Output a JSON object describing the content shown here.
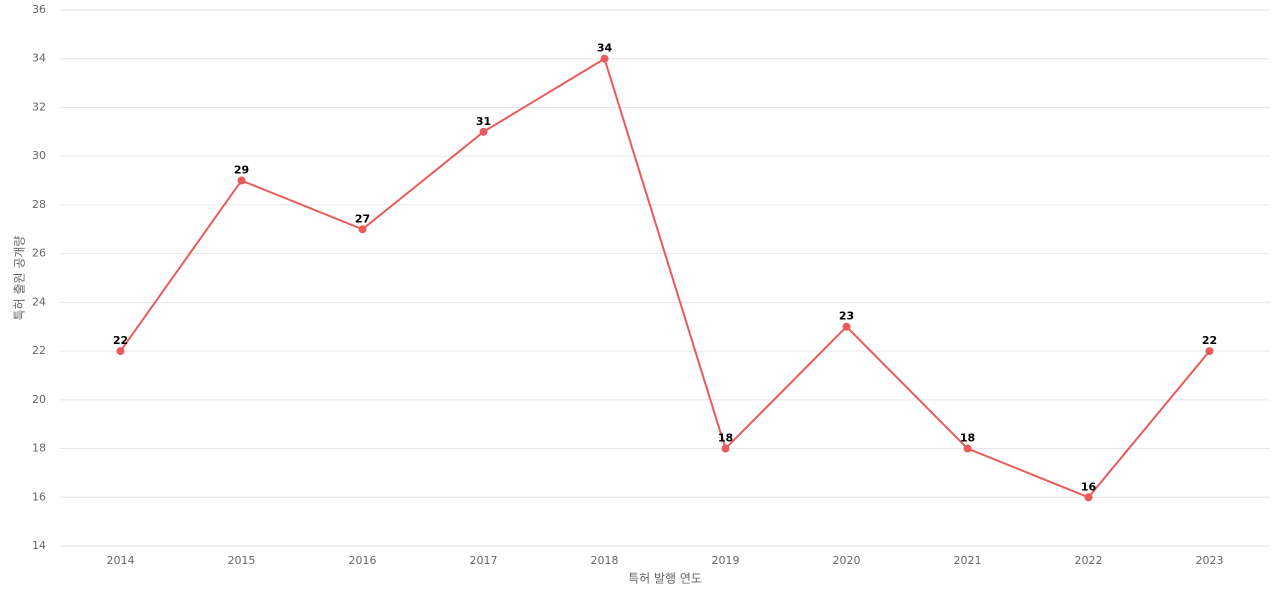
{
  "chart_data": {
    "type": "line",
    "x_label": "특허 발행 연도",
    "y_label": "특허 출원 공개량",
    "categories": [
      "2014",
      "2015",
      "2016",
      "2017",
      "2018",
      "2019",
      "2020",
      "2021",
      "2022",
      "2023"
    ],
    "series": [
      {
        "name": "특허 출원 공개량",
        "color": "#eb5a5a",
        "values": [
          22,
          29,
          27,
          31,
          34,
          18,
          23,
          18,
          16,
          22
        ]
      }
    ],
    "ylim": [
      14,
      36
    ],
    "yticks": [
      14,
      16,
      18,
      20,
      22,
      24,
      26,
      28,
      30,
      32,
      34,
      36
    ],
    "grid": true
  }
}
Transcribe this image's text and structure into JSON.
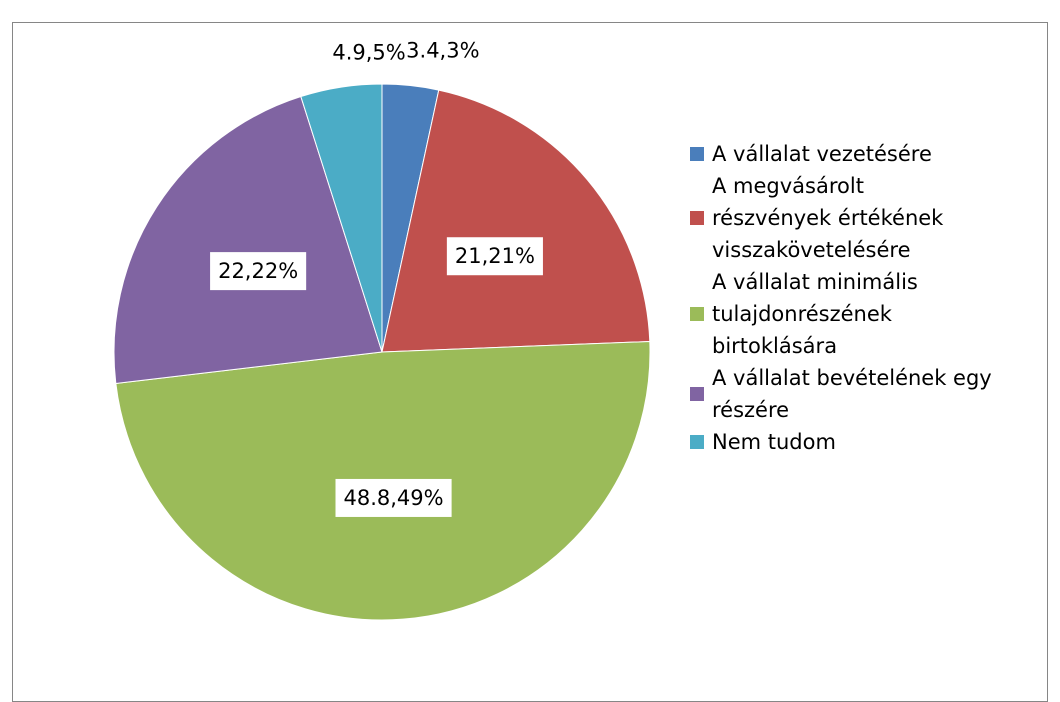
{
  "chart_data": {
    "type": "pie",
    "categories": [
      "A vállalat vezetésére",
      "A megvásárolt részvények értékének visszakövetelésére",
      "A vállalat minimális tulajdonrészének birtoklására",
      "A vállalat bevételének egy részére",
      "Nem tudom"
    ],
    "values": [
      3.4,
      21,
      48.8,
      22,
      4.9
    ],
    "value_labels": [
      "3.4,3%",
      "21,21%",
      "48.8,49%",
      "22,22%",
      "4.9,5%"
    ],
    "colors": [
      "#4a7ebb",
      "#c0504d",
      "#9bbb59",
      "#8064a2",
      "#4bacc6"
    ],
    "legend": "right"
  }
}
+-------+
**What you need to do**
Transcribe the records above verbatim. Do not carry over any picture.

**Answer for this exercise**
Output a JSON object describing the content shown here.
{
  "chart_data": {
    "type": "line",
    "x_label": "특허 발행 연도",
    "y_label": "특허 출원 공개량",
    "categories": [
      "2014",
      "2015",
      "2016",
      "2017",
      "2018",
      "2019",
      "2020",
      "2021",
      "2022",
      "2023"
    ],
    "series": [
      {
        "name": "특허 출원 공개량",
        "color": "#eb5a5a",
        "values": [
          22,
          29,
          27,
          31,
          34,
          18,
          23,
          18,
          16,
          22
        ]
      }
    ],
    "ylim": [
      14,
      36
    ],
    "yticks": [
      14,
      16,
      18,
      20,
      22,
      24,
      26,
      28,
      30,
      32,
      34,
      36
    ],
    "grid": true
  }
}
Transcribe this image's text and structure into JSON.
{
  "chart_data": {
    "type": "pie",
    "categories": [
      "A vállalat vezetésére",
      "A megvásárolt részvények értékének visszakövetelésére",
      "A vállalat minimális tulajdonrészének birtoklására",
      "A vállalat bevételének egy részére",
      "Nem tudom"
    ],
    "values": [
      3.4,
      21,
      48.8,
      22,
      4.9
    ],
    "value_labels": [
      "3.4,3%",
      "21,21%",
      "48.8,49%",
      "22,22%",
      "4.9,5%"
    ],
    "colors": [
      "#4a7ebb",
      "#c0504d",
      "#9bbb59",
      "#8064a2",
      "#4bacc6"
    ],
    "legend": "right"
  }
}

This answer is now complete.